## YOUR TASK
Copy, from the entries below, each line in which the string "Cell" appears.

## ENTRIES SUPPLIED

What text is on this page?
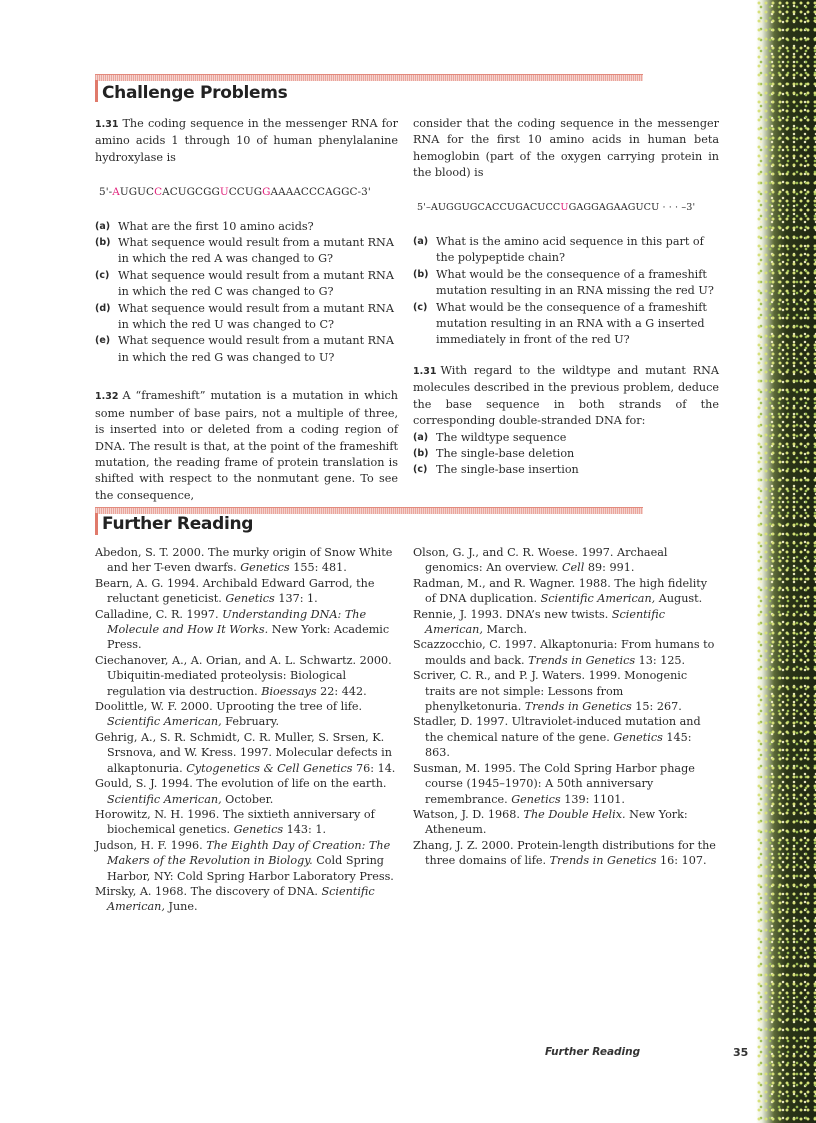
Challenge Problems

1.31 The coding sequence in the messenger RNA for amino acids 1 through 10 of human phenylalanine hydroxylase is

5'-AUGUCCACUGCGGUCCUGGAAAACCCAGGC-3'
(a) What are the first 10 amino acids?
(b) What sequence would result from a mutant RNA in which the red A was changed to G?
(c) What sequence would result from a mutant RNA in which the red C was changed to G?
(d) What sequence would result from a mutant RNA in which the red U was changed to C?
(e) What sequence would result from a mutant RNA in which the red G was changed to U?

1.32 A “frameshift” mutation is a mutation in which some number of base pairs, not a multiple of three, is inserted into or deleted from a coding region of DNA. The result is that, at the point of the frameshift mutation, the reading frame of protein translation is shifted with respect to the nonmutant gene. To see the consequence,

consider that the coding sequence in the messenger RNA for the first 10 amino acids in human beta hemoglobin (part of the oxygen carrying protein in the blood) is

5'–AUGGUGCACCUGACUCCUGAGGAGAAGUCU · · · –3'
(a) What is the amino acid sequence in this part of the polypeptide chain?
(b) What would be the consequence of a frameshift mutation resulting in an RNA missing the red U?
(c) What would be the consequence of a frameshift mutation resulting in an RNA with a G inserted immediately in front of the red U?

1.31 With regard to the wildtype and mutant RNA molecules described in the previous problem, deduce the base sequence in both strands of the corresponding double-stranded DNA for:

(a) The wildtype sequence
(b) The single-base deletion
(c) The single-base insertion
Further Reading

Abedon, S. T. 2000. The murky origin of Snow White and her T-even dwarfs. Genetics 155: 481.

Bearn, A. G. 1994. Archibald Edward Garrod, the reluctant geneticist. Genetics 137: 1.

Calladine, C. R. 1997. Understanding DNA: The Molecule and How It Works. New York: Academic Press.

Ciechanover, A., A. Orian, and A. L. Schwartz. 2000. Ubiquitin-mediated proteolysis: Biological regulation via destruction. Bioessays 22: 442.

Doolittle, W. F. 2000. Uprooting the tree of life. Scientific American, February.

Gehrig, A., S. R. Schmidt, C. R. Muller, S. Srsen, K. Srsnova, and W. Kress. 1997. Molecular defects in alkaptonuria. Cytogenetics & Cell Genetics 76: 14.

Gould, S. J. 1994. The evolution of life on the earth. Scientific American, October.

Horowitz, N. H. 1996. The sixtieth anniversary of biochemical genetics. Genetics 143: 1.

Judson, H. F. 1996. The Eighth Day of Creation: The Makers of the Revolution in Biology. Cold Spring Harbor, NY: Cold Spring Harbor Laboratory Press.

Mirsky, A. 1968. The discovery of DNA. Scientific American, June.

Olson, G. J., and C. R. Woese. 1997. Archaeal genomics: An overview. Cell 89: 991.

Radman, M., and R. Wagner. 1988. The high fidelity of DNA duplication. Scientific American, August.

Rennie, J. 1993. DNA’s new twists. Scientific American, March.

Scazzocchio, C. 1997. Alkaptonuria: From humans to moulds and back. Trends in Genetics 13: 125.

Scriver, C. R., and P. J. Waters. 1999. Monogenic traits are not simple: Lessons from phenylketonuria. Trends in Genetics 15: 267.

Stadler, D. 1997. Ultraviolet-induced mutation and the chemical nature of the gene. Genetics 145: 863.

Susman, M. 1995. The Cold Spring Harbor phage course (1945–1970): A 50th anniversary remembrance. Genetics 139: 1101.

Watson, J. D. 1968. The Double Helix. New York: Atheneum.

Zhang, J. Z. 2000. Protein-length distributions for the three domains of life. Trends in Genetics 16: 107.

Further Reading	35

## EXPECTED ANSWER
Gehrig, A., S. R. Schmidt, C. R. Muller, S. Srsen, K. Srsnova, and W. Kress. 1997. Molecular defects in alkaptonuria. Cytogenetics & Cell Genetics 76: 14.
Olson, G. J., and C. R. Woese. 1997. Archaeal genomics: An overview. Cell 89: 991.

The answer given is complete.